(Collected data entries)
== Segment start ==
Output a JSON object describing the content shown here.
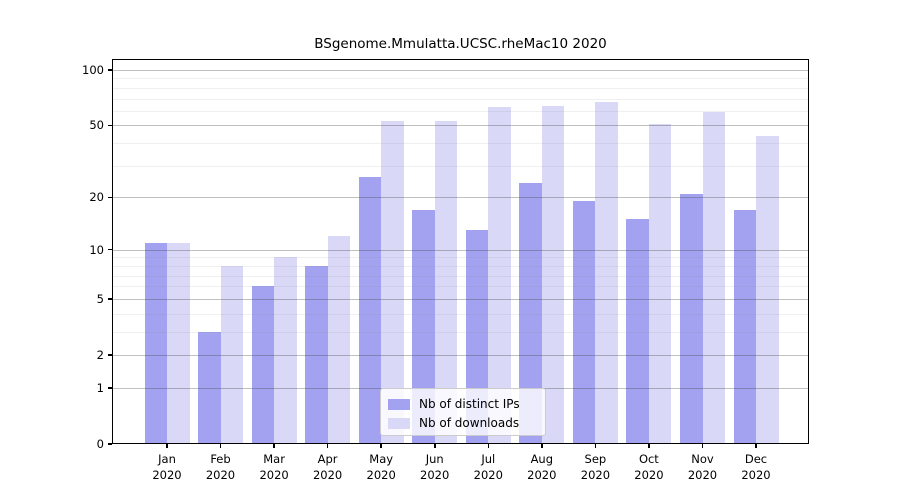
{
  "chart_data": {
    "type": "bar",
    "title": "BSgenome.Mmulatta.UCSC.rheMac10 2020",
    "categories": [
      "Jan",
      "Feb",
      "Mar",
      "Apr",
      "May",
      "Jun",
      "Jul",
      "Aug",
      "Sep",
      "Oct",
      "Nov",
      "Dec"
    ],
    "x_year": "2020",
    "series": [
      {
        "name": "Nb of distinct IPs",
        "color": "#a2a2f0",
        "values": [
          11,
          3,
          6,
          8,
          26,
          17,
          13,
          24,
          19,
          15,
          21,
          17
        ]
      },
      {
        "name": "Nb of downloads",
        "color": "#d9d9f7",
        "values": [
          11,
          8,
          9,
          12,
          53,
          53,
          63,
          64,
          67,
          51,
          59,
          44
        ]
      }
    ],
    "y_ticks": [
      0,
      1,
      2,
      5,
      10,
      20,
      50,
      100
    ],
    "y_minor_gridlines": [
      3,
      4,
      6,
      7,
      8,
      9,
      30,
      40,
      60,
      70,
      80,
      90
    ],
    "scale": "log1p",
    "ylim": [
      0,
      115
    ],
    "grid": "on",
    "legend_position": "bottom-center",
    "xlabel": "",
    "ylabel": ""
  }
}
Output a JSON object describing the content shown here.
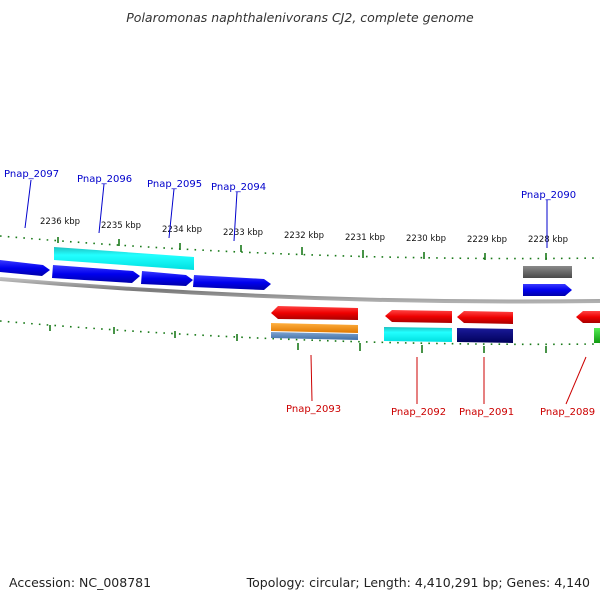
{
  "title": "Polaromonas naphthalenivorans CJ2, complete genome",
  "footer": {
    "accession": "Accession: NC_008781",
    "topology": "Topology: circular; Length: 4,410,291 bp; Genes: 4,140"
  },
  "colors": {
    "forward_label": "#0000cc",
    "reverse_label": "#cc0000",
    "tick": "#1a7a1a",
    "backbone": "#888888"
  },
  "scale_ticks": [
    "2236 kbp",
    "2235 kbp",
    "2234 kbp",
    "2233 kbp",
    "2232 kbp",
    "2231 kbp",
    "2230 kbp",
    "2229 kbp",
    "2228 kbp"
  ],
  "genes_forward": [
    "Pnap_2097",
    "Pnap_2096",
    "Pnap_2095",
    "Pnap_2094",
    "Pnap_2090"
  ],
  "genes_reverse": [
    "Pnap_2093",
    "Pnap_2092",
    "Pnap_2091",
    "Pnap_2089"
  ]
}
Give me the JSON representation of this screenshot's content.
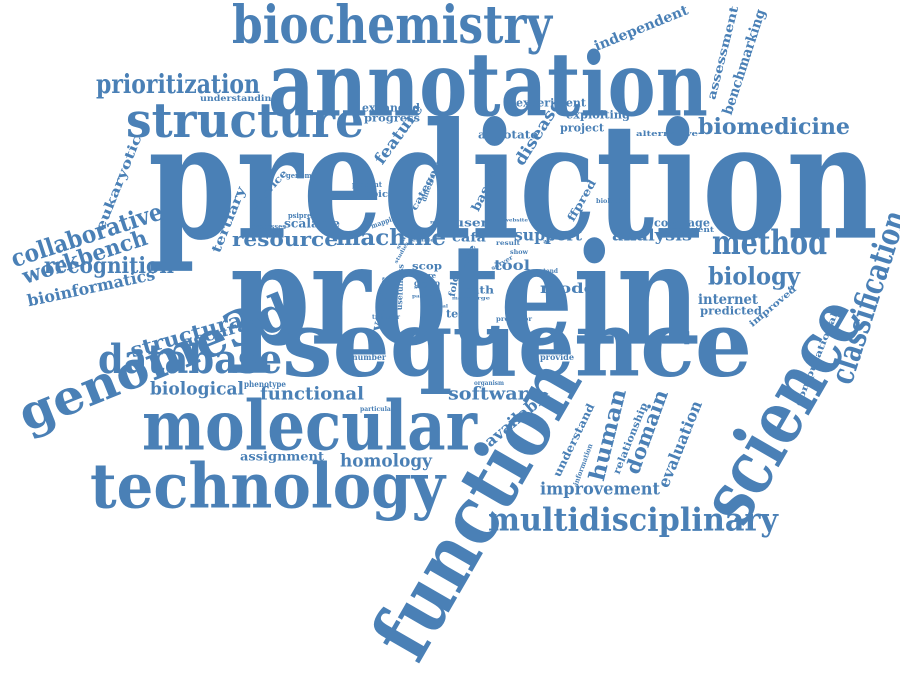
{
  "colors": {
    "word": "#4a80b6",
    "background": "#ffffff"
  },
  "words": [
    {
      "text": "prediction"
    },
    {
      "text": "protein"
    },
    {
      "text": "annotation"
    },
    {
      "text": "sequence"
    },
    {
      "text": "function"
    },
    {
      "text": "science"
    },
    {
      "text": "molecular"
    },
    {
      "text": "technology"
    },
    {
      "text": "biochemistry"
    },
    {
      "text": "structure"
    },
    {
      "text": "database"
    },
    {
      "text": "genome3d"
    },
    {
      "text": "multidisciplinary"
    },
    {
      "text": "method"
    },
    {
      "text": "classification"
    },
    {
      "text": "prioritization"
    },
    {
      "text": "collaborative"
    },
    {
      "text": "workbench"
    },
    {
      "text": "recognition"
    },
    {
      "text": "resource"
    },
    {
      "text": "machine"
    },
    {
      "text": "biomedicine"
    },
    {
      "text": "biology"
    },
    {
      "text": "human"
    },
    {
      "text": "domain"
    },
    {
      "text": "structural"
    },
    {
      "text": "bioinformatics"
    },
    {
      "text": "accuracy"
    },
    {
      "text": "biological"
    },
    {
      "text": "functional"
    },
    {
      "text": "software"
    },
    {
      "text": "homology"
    },
    {
      "text": "available"
    },
    {
      "text": "improvement"
    },
    {
      "text": "support"
    },
    {
      "text": "analysis"
    },
    {
      "text": "internet"
    },
    {
      "text": "evaluation"
    },
    {
      "text": "benchmarking"
    },
    {
      "text": "assessment"
    },
    {
      "text": "independent"
    },
    {
      "text": "feature"
    },
    {
      "text": "disease"
    },
    {
      "text": "eukaryotic"
    },
    {
      "text": "tertiary"
    },
    {
      "text": "model"
    },
    {
      "text": "tool"
    },
    {
      "text": "understand"
    },
    {
      "text": "relationship"
    },
    {
      "text": "assignment"
    },
    {
      "text": "vector"
    },
    {
      "text": "computational"
    },
    {
      "text": "expanded"
    },
    {
      "text": "progress"
    },
    {
      "text": "experiment"
    },
    {
      "text": "exploiting"
    },
    {
      "text": "project"
    },
    {
      "text": "annotate"
    },
    {
      "text": "understanding"
    },
    {
      "text": "service"
    },
    {
      "text": "scalable"
    },
    {
      "text": "based"
    },
    {
      "text": "ffpred"
    },
    {
      "text": "category"
    },
    {
      "text": "cafa"
    },
    {
      "text": "scop"
    },
    {
      "text": "term"
    },
    {
      "text": "cath"
    },
    {
      "text": "user"
    },
    {
      "text": "predicted"
    },
    {
      "text": "improved"
    },
    {
      "text": "coverage"
    },
    {
      "text": "component"
    },
    {
      "text": "alternative"
    },
    {
      "text": "genome"
    },
    {
      "text": "present"
    },
    {
      "text": "topic"
    },
    {
      "text": "psipred"
    },
    {
      "text": "processes"
    },
    {
      "text": "mapping"
    },
    {
      "text": "different"
    },
    {
      "text": "biologist"
    },
    {
      "text": "life"
    },
    {
      "text": "fold"
    },
    {
      "text": "group"
    },
    {
      "text": "more"
    },
    {
      "text": "usefulness"
    },
    {
      "text": "phenotype"
    },
    {
      "text": "particular"
    },
    {
      "text": "number"
    },
    {
      "text": "transfer"
    },
    {
      "text": "predictor"
    },
    {
      "text": "provide"
    },
    {
      "text": "organism"
    },
    {
      "text": "information"
    },
    {
      "text": "extend"
    },
    {
      "text": "result"
    },
    {
      "text": "accurate"
    },
    {
      "text": "website"
    },
    {
      "text": "show"
    },
    {
      "text": "server"
    },
    {
      "text": "enable"
    },
    {
      "text": "metric"
    },
    {
      "text": "critical"
    },
    {
      "text": "pattern"
    },
    {
      "text": "several"
    },
    {
      "text": "scale"
    },
    {
      "text": "help"
    },
    {
      "text": "large"
    },
    {
      "text": "major"
    },
    {
      "text": "studies"
    },
    {
      "text": "set"
    }
  ]
}
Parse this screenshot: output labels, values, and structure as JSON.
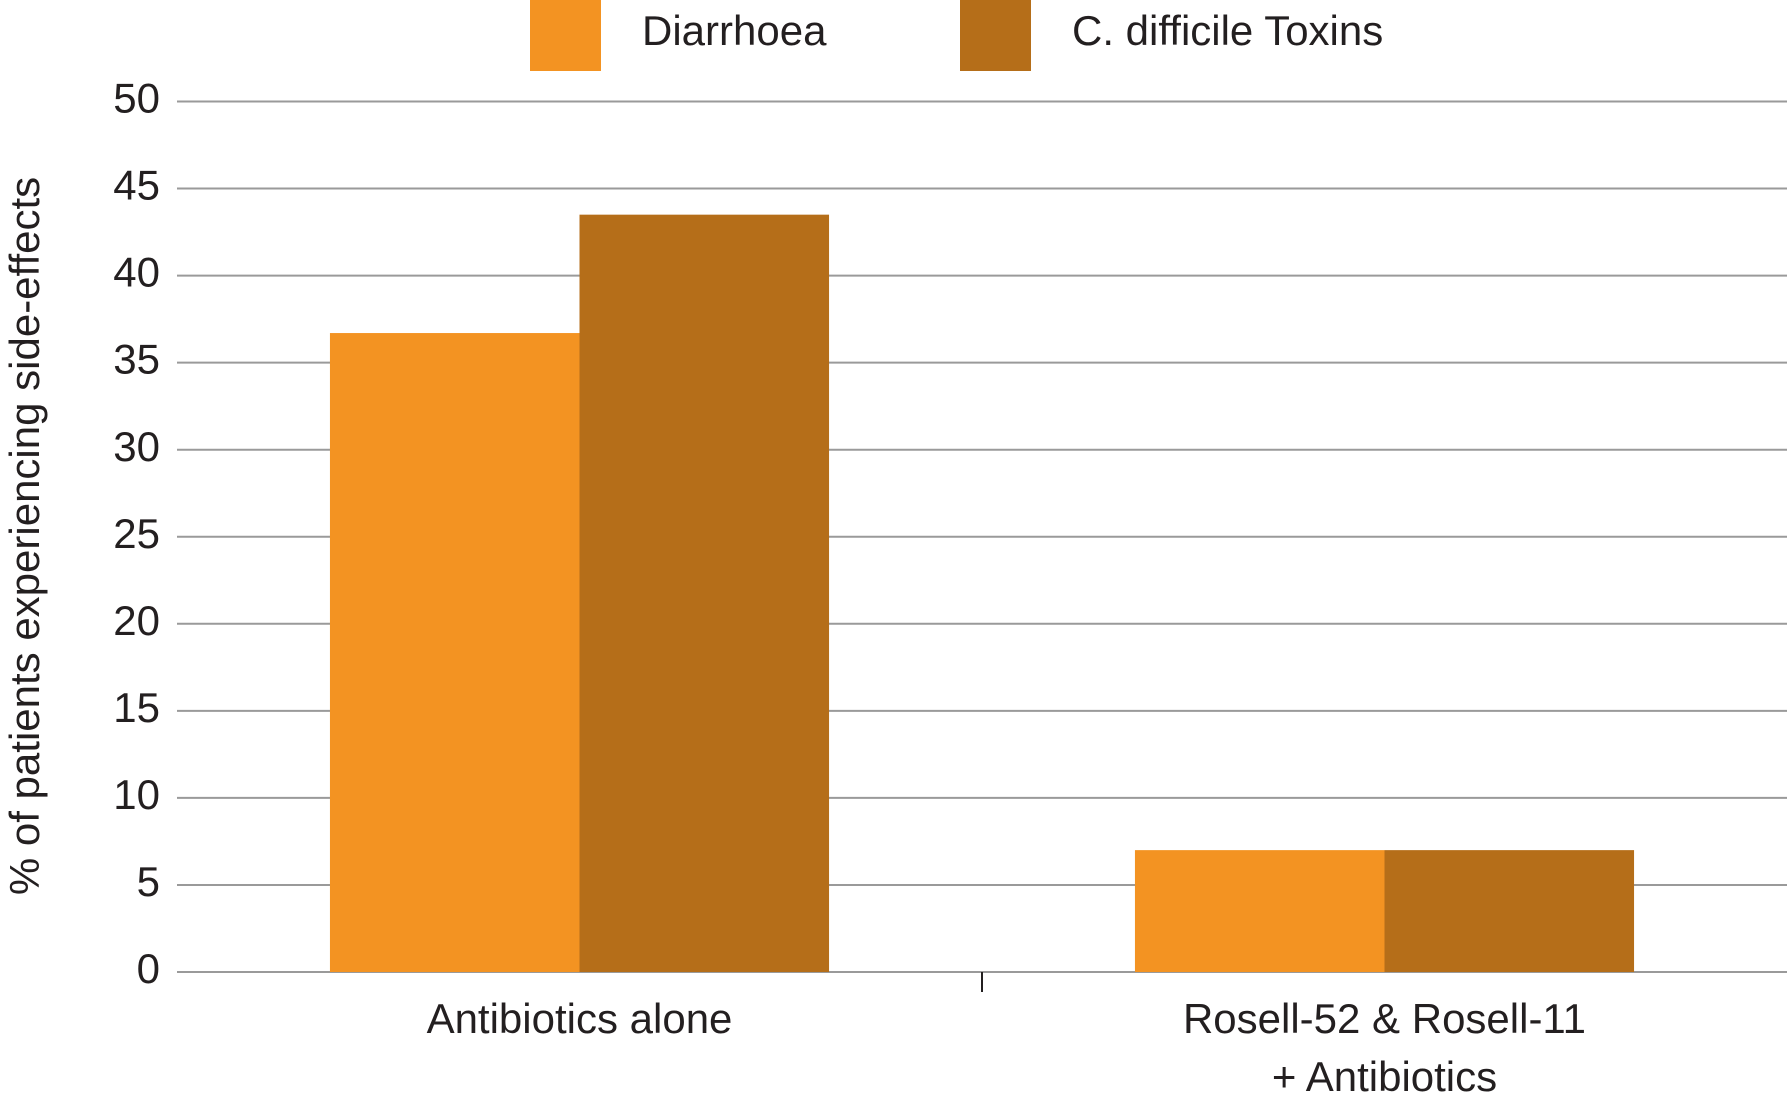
{
  "chart_data": {
    "type": "bar",
    "y_label": "% of patients experiencing side-effects",
    "categories": [
      "Antibiotics alone",
      "Rosell-52 & Rosell-11 + Antibiotics"
    ],
    "series": [
      {
        "name": "Diarrhoea",
        "color": "#f39322",
        "values": [
          36.7,
          7
        ]
      },
      {
        "name": "C. difficile Toxins",
        "color": "#b56e19",
        "values": [
          43.5,
          7
        ]
      }
    ],
    "ylim": [
      0,
      50
    ],
    "yticks": [
      0,
      5,
      10,
      15,
      20,
      25,
      30,
      35,
      40,
      45,
      50
    ],
    "grid": true,
    "legend": "top"
  }
}
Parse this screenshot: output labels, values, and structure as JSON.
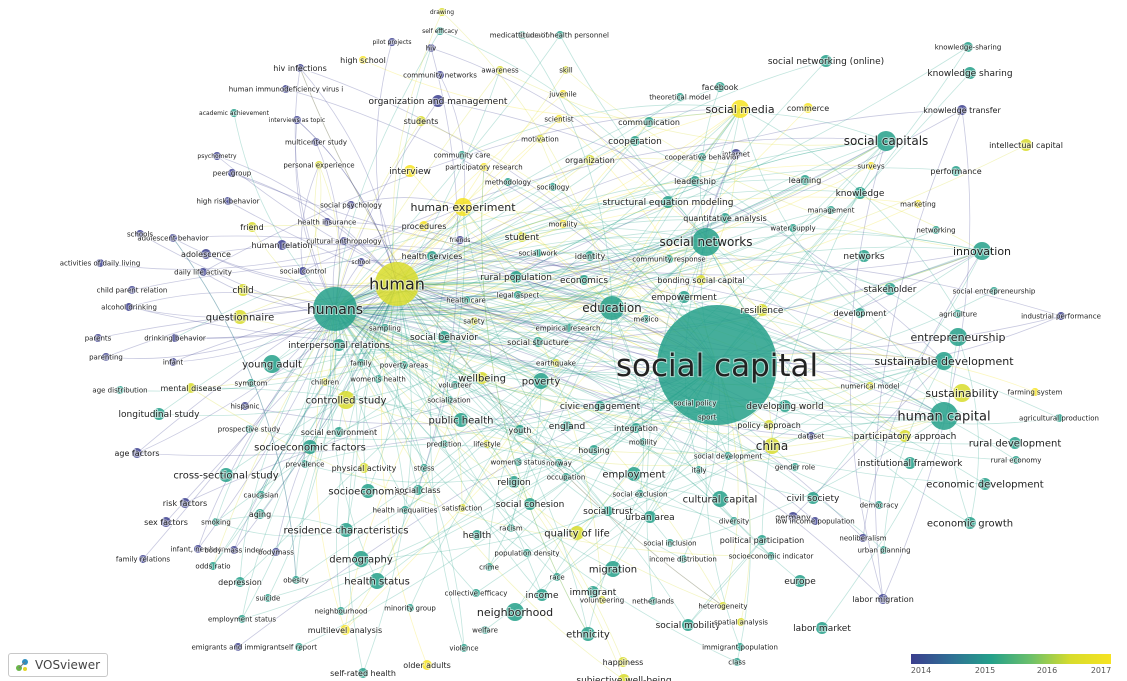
== Segment end ==
__Assignment__
What you return must match each record exactly and contain no images.

__Finished exercise__
Output a JSON object describing the content shown here.
{
  "chart_data": {
    "type": "bar",
    "title": "BSgenome.Mmulatta.UCSC.rheMac10 2020",
    "categories": [
      "Jan",
      "Feb",
      "Mar",
      "Apr",
      "May",
      "Jun",
      "Jul",
      "Aug",
      "Sep",
      "Oct",
      "Nov",
      "Dec"
    ],
    "x_year": "2020",
    "series": [
      {
        "name": "Nb of distinct IPs",
        "color": "#a2a2f0",
        "values": [
          11,
          3,
          6,
          8,
          26,
          17,
          13,
          24,
          19,
          15,
          21,
          17
        ]
      },
      {
        "name": "Nb of downloads",
        "color": "#d9d9f7",
        "values": [
          11,
          8,
          9,
          12,
          53,
          53,
          63,
          64,
          67,
          51,
          59,
          44
        ]
      }
    ],
    "y_ticks": [
      0,
      1,
      2,
      5,
      10,
      20,
      50,
      100
    ],
    "y_minor_gridlines": [
      3,
      4,
      6,
      7,
      8,
      9,
      30,
      40,
      60,
      70,
      80,
      90
    ],
    "scale": "log1p",
    "ylim": [
      0,
      115
    ],
    "grid": "on",
    "legend_position": "bottom-center",
    "xlabel": "",
    "ylabel": ""
  }
}
Output a JSON object describing the content shown here.
{
  "title": "Polaromonas naphthalenivorans CJ2, complete genome",
  "footer": {
    "accession": "Accession: NC_008781",
    "topology": "Topology: circular; Length: 4,410,291 bp; Genes: 4,140"
  },
  "colors": {
    "forward_label": "#0000cc",
    "reverse_label": "#cc0000",
    "tick": "#1a7a1a",
    "backbone": "#888888"
  },
  "scale_ticks": [
    "2236 kbp",
    "2235 kbp",
    "2234 kbp",
    "2233 kbp",
    "2232 kbp",
    "2231 kbp",
    "2230 kbp",
    "2229 kbp",
    "2228 kbp"
  ],
  "genes_forward": [
    "Pnap_2097",
    "Pnap_2096",
    "Pnap_2095",
    "Pnap_2094",
    "Pnap_2090"
  ],
  "genes_reverse": [
    "Pnap_2093",
    "Pnap_2092",
    "Pnap_2091",
    "Pnap_2089"
  ]
}
Give me the JSON representation of this screenshot's content.
{
  "colors": {
    "word": "#4a80b6",
    "background": "#ffffff"
  },
  "words": [
    {
      "text": "prediction"
    },
    {
      "text": "protein"
    },
    {
      "text": "annotation"
    },
    {
      "text": "sequence"
    },
    {
      "text": "function"
    },
    {
      "text": "science"
    },
    {
      "text": "molecular"
    },
    {
      "text": "technology"
    },
    {
      "text": "biochemistry"
    },
    {
      "text": "structure"
    },
    {
      "text": "database"
    },
    {
      "text": "genome3d"
    },
    {
      "text": "multidisciplinary"
    },
    {
      "text": "method"
    },
    {
      "text": "classification"
    },
    {
      "text": "prioritization"
    },
    {
      "text": "collaborative"
    },
    {
      "text": "workbench"
    },
    {
      "text": "recognition"
    },
    {
      "text": "resource"
    },
    {
      "text": "machine"
    },
    {
      "text": "biomedicine"
    },
    {
      "text": "biology"
    },
    {
      "text": "human"
    },
    {
      "text": "domain"
    },
    {
      "text": "structural"
    },
    {
      "text": "bioinformatics"
    },
    {
      "text": "accuracy"
    },
    {
      "text": "biological"
    },
    {
      "text": "functional"
    },
    {
      "text": "software"
    },
    {
      "text": "homology"
    },
    {
      "text": "available"
    },
    {
      "text": "improvement"
    },
    {
      "text": "support"
    },
    {
      "text": "analysis"
    },
    {
      "text": "internet"
    },
    {
      "text": "evaluation"
    },
    {
      "text": "benchmarking"
    },
    {
      "text": "assessment"
    },
    {
      "text": "independent"
    },
    {
      "text": "feature"
    },
    {
      "text": "disease"
    },
    {
      "text": "eukaryotic"
    },
    {
      "text": "tertiary"
    },
    {
      "text": "model"
    },
    {
      "text": "tool"
    },
    {
      "text": "understand"
    },
    {
      "text": "relationship"
    },
    {
      "text": "assignment"
    },
    {
      "text": "vector"
    },
    {
      "text": "computational"
    },
    {
      "text": "expanded"
    },
    {
      "text": "progress"
    },
    {
      "text": "experiment"
    },
    {
      "text": "exploiting"
    },
    {
      "text": "project"
    },
    {
      "text": "annotate"
    },
    {
      "text": "understanding"
    },
    {
      "text": "service"
    },
    {
      "text": "scalable"
    },
    {
      "text": "based"
    },
    {
      "text": "ffpred"
    },
    {
      "text": "category"
    },
    {
      "text": "cafa"
    },
    {
      "text": "scop"
    },
    {
      "text": "term"
    },
    {
      "text": "cath"
    },
    {
      "text": "user"
    },
    {
      "text": "predicted"
    },
    {
      "text": "improved"
    },
    {
      "text": "coverage"
    },
    {
      "text": "component"
    },
    {
      "text": "alternative"
    },
    {
      "text": "genome"
    },
    {
      "text": "present"
    },
    {
      "text": "topic"
    },
    {
      "text": "psipred"
    },
    {
      "text": "processes"
    },
    {
      "text": "mapping"
    },
    {
      "text": "different"
    },
    {
      "text": "biologist"
    },
    {
      "text": "life"
    },
    {
      "text": "fold"
    },
    {
      "text": "group"
    },
    {
      "text": "more"
    },
    {
      "text": "usefulness"
    },
    {
      "text": "phenotype"
    },
    {
      "text": "particular"
    },
    {
      "text": "number"
    },
    {
      "text": "transfer"
    },
    {
      "text": "predictor"
    },
    {
      "text": "provide"
    },
    {
      "text": "organism"
    },
    {
      "text": "information"
    },
    {
      "text": "extend"
    },
    {
      "text": "result"
    },
    {
      "text": "accurate"
    },
    {
      "text": "website"
    },
    {
      "text": "show"
    },
    {
      "text": "server"
    },
    {
      "text": "enable"
    },
    {
      "text": "metric"
    },
    {
      "text": "critical"
    },
    {
      "text": "pattern"
    },
    {
      "text": "several"
    },
    {
      "text": "scale"
    },
    {
      "text": "help"
    },
    {
      "text": "large"
    },
    {
      "text": "major"
    },
    {
      "text": "studies"
    },
    {
      "text": "set"
    }
  ]
}
Parse this screenshot: output labels, values, and structure as JSON.
{
  "chart_data": {
    "type": "bar",
    "y_label": "% of patients experiencing side-effects",
    "categories": [
      "Antibiotics alone",
      "Rosell-52 & Rosell-11 + Antibiotics"
    ],
    "series": [
      {
        "name": "Diarrhoea",
        "color": "#f39322",
        "values": [
          36.7,
          7
        ]
      },
      {
        "name": "C. difficile Toxins",
        "color": "#b56e19",
        "values": [
          43.5,
          7
        ]
      }
    ],
    "ylim": [
      0,
      50
    ],
    "yticks": [
      0,
      5,
      10,
      15,
      20,
      25,
      30,
      35,
      40,
      45,
      50
    ],
    "grid": true,
    "legend": "top"
  }
}
Parse this screenshot: output labels, values, and structure as JSON.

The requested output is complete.